Excerpt from a dataset
━━━

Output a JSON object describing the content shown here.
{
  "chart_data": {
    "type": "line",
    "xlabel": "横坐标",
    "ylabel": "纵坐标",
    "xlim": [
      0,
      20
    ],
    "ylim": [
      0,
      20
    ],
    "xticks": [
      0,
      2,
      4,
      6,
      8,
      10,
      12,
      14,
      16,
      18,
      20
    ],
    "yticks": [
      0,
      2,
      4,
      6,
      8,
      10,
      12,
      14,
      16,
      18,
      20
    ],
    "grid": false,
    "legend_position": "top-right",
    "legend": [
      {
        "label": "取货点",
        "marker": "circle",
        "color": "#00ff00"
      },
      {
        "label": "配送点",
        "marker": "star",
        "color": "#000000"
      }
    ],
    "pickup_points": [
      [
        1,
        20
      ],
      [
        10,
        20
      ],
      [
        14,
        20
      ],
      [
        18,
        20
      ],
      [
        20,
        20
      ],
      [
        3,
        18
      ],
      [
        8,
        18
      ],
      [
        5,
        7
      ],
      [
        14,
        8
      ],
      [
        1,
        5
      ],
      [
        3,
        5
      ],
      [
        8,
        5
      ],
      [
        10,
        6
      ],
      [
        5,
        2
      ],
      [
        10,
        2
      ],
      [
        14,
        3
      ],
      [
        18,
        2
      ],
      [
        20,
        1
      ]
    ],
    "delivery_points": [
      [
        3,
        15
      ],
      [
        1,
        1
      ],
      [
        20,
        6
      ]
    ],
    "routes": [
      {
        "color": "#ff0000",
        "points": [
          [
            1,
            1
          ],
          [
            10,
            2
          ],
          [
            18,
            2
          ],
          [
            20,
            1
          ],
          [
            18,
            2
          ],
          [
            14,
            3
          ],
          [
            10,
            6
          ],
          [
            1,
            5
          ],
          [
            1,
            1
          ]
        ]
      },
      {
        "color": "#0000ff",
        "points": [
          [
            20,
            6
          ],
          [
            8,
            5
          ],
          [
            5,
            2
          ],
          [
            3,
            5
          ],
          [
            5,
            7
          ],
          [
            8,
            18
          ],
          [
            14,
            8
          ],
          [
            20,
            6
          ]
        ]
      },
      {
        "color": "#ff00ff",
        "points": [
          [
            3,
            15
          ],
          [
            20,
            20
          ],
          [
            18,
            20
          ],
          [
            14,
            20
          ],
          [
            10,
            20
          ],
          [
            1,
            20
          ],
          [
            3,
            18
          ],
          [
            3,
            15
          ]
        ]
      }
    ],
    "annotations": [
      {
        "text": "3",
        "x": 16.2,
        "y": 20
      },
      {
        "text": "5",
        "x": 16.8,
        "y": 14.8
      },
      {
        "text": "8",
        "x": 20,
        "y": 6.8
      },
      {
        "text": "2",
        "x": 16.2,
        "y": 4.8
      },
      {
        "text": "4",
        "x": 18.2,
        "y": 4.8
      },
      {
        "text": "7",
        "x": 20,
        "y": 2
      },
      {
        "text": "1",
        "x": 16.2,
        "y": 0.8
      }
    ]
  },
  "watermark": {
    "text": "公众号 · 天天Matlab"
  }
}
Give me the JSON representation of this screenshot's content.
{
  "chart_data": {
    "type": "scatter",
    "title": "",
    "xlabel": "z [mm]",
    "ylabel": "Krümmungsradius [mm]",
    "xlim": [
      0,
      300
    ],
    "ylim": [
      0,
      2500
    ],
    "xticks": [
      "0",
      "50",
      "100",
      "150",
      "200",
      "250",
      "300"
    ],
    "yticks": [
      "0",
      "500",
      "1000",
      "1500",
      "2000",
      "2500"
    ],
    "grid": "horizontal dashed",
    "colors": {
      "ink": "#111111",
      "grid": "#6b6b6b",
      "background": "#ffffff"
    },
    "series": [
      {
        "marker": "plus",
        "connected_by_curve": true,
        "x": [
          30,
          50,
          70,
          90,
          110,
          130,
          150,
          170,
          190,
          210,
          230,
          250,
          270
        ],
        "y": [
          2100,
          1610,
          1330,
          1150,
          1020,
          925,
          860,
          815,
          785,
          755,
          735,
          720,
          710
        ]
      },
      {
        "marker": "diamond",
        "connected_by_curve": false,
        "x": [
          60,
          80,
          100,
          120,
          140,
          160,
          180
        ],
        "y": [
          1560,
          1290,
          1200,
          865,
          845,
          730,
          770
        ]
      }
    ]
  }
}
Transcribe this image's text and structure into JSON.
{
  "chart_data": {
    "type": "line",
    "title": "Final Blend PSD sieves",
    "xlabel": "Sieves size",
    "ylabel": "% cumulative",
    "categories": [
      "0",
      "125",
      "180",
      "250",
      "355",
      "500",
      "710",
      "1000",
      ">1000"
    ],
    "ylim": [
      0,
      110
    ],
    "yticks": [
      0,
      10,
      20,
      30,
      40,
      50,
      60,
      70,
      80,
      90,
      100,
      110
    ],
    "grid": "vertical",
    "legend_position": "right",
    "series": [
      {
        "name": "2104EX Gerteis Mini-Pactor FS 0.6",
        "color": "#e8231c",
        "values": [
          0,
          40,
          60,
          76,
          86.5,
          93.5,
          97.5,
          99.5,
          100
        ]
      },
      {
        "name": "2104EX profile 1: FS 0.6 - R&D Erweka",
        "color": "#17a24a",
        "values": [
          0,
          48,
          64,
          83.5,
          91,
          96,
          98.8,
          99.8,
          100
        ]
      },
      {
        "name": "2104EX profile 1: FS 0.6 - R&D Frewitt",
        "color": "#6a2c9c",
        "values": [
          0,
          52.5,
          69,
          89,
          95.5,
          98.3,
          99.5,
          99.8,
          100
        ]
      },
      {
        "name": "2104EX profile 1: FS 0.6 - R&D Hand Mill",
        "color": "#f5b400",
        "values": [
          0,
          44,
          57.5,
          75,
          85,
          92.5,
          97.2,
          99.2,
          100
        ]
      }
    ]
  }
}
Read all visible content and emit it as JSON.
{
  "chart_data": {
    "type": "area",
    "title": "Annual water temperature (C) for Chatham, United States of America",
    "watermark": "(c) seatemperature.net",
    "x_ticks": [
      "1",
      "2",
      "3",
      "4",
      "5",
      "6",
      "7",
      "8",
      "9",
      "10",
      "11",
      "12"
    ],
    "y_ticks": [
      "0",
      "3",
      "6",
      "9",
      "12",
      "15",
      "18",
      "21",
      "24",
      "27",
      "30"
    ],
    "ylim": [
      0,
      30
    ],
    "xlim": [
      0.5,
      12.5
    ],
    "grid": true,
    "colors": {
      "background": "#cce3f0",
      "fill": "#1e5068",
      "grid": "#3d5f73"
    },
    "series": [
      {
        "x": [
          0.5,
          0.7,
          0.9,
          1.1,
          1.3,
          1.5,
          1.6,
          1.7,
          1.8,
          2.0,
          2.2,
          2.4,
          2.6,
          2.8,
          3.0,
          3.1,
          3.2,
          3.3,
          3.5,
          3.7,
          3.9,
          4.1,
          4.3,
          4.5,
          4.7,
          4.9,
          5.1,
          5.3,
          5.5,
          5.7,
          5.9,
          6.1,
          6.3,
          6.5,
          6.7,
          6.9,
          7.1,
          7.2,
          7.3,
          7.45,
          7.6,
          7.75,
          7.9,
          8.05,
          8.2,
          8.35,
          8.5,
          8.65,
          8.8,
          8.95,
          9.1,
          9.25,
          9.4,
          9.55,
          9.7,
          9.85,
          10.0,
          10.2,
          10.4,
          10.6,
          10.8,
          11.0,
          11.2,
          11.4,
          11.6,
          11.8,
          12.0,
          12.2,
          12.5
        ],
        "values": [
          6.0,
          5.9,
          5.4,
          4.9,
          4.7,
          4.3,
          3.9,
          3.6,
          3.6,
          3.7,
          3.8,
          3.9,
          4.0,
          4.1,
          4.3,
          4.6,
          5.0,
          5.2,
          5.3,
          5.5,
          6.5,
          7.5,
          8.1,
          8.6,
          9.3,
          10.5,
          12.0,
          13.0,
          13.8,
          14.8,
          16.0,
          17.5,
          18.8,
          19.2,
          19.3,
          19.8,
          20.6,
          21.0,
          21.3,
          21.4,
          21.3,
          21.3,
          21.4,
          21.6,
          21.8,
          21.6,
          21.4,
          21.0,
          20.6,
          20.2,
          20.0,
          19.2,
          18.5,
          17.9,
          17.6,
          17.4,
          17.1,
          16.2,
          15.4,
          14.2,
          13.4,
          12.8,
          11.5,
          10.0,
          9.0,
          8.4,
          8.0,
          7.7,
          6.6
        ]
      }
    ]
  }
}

━━━

### Written exercise
Show each line in the entries that holds the string "name".

### Answer for the task
        "name": "2104EX Gerteis Mini-Pactor FS 0.6",
        "name": "2104EX profile 1: FS 0.6 - R&D Erweka",
        "name": "2104EX profile 1: FS 0.6 - R&D Frewitt",
        "name": "2104EX profile 1: FS 0.6 - R&D Hand Mill",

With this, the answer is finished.